:: Your task ::
Note how many lines hold "käyttöön" and report that number by itself.

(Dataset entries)
----

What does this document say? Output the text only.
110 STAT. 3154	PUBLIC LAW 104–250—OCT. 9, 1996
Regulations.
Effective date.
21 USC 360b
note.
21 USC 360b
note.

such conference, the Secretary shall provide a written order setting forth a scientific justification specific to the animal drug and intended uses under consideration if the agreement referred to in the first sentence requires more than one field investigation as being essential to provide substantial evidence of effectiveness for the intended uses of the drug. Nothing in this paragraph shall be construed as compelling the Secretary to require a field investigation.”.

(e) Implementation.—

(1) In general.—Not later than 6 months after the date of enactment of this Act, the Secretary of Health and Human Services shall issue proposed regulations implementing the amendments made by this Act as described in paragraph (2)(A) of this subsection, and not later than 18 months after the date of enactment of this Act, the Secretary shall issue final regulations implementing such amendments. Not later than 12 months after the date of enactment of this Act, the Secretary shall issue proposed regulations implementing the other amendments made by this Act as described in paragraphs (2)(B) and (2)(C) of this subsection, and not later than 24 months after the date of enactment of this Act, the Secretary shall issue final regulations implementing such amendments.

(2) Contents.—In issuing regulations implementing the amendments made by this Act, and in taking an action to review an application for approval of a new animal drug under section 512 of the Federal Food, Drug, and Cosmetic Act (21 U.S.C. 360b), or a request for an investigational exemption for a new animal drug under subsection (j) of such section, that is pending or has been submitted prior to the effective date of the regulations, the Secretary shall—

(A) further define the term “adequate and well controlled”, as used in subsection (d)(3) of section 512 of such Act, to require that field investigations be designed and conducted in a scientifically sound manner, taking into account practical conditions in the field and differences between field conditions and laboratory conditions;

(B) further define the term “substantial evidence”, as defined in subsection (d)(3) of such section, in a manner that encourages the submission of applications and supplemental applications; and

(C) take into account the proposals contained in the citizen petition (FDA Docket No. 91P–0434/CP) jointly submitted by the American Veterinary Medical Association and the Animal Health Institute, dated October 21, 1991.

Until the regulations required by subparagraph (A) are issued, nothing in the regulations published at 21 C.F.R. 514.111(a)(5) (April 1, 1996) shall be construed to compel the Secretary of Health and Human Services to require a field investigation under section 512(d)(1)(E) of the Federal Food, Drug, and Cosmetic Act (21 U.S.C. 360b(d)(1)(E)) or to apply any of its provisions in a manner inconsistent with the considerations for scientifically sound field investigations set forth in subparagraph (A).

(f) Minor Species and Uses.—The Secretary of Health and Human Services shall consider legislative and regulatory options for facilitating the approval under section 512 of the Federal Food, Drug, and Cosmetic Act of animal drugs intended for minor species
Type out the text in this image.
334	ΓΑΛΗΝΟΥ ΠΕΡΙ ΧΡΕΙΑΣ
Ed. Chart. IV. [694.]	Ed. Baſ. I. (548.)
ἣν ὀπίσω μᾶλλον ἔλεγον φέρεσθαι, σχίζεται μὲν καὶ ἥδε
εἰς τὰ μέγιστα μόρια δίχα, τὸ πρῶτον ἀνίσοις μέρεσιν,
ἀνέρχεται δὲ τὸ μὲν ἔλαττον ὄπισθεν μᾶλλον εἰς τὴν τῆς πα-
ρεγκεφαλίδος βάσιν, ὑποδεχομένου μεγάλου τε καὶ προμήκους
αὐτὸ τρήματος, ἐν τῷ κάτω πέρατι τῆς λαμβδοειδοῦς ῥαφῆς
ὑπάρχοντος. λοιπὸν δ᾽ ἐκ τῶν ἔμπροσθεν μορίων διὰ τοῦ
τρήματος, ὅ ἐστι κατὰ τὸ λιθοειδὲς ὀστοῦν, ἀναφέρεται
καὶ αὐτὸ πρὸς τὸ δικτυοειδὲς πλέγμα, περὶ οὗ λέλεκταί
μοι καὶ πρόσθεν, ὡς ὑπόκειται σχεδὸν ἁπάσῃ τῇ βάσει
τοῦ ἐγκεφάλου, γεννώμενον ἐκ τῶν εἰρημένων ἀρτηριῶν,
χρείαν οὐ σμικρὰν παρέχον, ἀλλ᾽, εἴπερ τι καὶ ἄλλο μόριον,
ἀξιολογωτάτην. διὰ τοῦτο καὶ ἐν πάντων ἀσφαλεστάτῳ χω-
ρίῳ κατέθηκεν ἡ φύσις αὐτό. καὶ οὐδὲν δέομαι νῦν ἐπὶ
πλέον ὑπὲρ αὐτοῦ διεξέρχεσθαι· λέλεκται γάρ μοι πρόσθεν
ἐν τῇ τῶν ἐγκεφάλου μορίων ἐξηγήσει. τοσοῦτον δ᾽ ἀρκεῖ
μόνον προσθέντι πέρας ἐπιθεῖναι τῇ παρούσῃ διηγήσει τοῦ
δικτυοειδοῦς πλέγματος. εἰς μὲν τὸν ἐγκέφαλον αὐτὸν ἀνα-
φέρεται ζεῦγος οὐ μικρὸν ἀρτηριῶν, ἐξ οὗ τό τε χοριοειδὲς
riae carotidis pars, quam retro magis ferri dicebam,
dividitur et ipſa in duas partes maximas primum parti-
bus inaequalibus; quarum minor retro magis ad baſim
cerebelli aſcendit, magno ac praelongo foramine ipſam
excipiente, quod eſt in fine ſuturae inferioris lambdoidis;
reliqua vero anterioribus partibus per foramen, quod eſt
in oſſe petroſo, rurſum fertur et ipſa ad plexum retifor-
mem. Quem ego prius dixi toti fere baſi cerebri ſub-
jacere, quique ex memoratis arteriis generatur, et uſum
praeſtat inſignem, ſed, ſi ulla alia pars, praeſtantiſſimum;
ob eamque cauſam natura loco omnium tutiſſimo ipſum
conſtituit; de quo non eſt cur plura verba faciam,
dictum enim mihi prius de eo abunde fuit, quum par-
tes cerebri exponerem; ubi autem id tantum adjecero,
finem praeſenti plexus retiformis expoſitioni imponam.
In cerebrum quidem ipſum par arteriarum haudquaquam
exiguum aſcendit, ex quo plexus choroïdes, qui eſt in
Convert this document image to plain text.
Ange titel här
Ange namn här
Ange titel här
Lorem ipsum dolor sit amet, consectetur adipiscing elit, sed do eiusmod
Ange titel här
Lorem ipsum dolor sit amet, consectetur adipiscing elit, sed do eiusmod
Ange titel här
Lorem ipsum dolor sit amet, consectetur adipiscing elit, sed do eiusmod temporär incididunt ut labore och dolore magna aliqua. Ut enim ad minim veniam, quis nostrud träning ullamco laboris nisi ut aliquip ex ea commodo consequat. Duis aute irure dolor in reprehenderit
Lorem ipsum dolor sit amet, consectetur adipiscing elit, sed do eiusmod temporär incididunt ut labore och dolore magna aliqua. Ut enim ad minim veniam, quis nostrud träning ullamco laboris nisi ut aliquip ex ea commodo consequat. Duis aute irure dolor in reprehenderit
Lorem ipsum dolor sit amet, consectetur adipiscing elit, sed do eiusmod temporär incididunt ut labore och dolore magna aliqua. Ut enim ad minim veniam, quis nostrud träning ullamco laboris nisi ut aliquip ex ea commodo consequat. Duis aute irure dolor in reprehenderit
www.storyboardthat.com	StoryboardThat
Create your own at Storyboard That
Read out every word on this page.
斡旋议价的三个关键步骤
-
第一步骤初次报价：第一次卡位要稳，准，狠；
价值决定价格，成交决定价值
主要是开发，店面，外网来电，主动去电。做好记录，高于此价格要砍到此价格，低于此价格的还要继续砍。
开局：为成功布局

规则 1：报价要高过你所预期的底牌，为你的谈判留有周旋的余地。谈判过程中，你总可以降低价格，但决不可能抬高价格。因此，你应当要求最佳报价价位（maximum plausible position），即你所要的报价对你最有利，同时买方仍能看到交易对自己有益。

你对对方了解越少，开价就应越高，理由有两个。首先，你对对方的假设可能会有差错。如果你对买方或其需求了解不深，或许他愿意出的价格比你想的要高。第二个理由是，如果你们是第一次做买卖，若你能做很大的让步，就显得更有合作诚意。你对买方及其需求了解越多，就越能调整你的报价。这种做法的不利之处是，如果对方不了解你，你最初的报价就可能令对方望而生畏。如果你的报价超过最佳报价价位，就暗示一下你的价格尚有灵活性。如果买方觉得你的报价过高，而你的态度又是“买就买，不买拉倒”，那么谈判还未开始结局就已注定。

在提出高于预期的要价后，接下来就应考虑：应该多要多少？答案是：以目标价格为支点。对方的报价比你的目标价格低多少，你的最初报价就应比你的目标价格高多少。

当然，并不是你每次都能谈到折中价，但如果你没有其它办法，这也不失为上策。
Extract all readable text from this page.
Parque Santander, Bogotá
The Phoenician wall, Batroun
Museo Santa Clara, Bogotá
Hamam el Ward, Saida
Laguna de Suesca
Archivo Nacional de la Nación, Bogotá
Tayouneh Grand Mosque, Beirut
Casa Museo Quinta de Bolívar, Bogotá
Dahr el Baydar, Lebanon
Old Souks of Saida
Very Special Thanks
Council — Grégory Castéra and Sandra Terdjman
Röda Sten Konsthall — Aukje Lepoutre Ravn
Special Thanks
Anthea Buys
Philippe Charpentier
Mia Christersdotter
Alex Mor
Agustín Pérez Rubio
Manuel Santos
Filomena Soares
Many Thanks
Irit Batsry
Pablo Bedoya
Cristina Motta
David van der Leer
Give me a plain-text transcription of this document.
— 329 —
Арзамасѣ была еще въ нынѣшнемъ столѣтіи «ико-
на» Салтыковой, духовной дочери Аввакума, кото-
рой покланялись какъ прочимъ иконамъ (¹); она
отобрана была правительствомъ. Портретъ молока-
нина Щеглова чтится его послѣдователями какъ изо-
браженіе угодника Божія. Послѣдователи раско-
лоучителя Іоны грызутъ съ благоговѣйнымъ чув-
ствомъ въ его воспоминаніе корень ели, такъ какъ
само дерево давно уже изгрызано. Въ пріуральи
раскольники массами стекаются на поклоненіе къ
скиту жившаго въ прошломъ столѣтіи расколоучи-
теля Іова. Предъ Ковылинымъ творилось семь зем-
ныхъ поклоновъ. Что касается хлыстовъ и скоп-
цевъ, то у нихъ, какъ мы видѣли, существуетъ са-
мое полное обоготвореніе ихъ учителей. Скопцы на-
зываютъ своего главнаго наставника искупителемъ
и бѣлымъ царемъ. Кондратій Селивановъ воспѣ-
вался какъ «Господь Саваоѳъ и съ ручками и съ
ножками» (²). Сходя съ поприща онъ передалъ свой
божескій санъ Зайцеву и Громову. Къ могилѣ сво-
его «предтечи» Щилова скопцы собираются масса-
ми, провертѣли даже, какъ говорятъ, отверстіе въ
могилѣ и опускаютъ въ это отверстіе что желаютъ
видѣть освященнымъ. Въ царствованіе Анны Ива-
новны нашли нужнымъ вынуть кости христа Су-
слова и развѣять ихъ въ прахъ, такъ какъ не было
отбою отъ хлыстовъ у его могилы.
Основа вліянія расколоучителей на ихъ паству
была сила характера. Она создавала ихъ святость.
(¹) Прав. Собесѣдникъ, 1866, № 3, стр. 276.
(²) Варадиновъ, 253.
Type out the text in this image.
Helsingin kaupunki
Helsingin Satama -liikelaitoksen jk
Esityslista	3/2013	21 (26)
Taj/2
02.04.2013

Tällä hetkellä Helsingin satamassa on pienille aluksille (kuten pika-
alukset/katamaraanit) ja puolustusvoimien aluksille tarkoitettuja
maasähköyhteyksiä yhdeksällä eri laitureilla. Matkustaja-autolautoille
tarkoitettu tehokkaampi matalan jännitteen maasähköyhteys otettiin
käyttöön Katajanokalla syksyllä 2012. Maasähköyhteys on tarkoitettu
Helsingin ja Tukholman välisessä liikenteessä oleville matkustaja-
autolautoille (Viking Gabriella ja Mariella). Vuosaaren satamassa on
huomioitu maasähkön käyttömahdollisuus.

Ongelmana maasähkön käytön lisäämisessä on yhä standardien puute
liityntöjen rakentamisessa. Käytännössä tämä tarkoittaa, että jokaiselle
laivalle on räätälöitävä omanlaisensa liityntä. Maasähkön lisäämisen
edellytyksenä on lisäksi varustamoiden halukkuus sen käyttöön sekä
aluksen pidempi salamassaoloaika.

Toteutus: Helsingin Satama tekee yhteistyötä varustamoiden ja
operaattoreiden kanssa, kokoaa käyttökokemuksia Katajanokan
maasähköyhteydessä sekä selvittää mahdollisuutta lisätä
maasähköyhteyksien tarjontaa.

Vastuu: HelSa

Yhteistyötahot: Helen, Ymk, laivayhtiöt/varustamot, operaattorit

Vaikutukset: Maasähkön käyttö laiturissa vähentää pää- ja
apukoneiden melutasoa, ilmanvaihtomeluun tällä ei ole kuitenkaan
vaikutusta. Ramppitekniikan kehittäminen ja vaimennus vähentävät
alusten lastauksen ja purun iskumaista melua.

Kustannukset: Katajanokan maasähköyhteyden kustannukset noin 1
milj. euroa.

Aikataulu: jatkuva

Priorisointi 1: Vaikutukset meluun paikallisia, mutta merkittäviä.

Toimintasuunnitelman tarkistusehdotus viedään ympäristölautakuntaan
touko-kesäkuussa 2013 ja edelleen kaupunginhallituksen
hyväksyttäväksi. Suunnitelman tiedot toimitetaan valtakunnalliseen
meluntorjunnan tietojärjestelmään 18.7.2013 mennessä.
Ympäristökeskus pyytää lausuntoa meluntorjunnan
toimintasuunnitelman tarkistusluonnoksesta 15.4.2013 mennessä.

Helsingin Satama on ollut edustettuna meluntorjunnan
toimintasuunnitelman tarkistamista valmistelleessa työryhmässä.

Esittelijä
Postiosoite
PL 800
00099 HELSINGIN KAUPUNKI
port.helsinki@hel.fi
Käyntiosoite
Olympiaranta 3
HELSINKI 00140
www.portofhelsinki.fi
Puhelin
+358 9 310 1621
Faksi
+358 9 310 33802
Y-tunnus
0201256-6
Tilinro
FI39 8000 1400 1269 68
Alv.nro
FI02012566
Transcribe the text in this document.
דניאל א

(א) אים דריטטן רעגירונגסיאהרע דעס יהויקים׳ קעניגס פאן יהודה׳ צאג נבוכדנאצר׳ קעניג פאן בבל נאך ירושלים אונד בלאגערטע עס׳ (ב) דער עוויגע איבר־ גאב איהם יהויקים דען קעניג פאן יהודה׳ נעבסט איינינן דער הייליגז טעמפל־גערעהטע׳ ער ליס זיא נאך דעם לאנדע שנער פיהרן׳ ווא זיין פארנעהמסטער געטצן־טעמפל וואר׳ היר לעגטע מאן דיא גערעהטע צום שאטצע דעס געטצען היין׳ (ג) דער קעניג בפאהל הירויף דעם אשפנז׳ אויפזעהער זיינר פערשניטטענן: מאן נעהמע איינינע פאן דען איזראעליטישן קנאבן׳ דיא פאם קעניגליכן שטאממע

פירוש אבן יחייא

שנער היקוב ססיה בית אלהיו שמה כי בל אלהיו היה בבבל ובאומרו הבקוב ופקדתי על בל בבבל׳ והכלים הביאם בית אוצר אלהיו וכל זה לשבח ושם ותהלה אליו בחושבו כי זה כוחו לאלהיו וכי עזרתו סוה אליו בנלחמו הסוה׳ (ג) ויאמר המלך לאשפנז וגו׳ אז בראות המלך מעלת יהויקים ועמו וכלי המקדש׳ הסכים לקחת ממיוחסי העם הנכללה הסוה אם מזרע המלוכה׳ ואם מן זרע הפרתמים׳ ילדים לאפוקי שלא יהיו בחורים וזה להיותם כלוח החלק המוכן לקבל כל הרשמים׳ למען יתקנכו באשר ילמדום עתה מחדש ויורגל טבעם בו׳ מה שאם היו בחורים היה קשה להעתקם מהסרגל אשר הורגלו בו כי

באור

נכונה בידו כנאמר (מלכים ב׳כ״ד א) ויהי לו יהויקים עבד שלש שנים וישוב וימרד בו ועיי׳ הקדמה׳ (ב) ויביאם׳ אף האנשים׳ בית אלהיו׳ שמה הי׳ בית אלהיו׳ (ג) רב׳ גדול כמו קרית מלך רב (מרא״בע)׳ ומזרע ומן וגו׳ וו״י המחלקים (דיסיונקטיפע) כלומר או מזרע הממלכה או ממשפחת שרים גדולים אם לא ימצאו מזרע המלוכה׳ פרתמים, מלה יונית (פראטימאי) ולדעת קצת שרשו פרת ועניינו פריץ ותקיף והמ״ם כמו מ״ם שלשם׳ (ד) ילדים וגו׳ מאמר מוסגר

----

:: Result of this task ::
2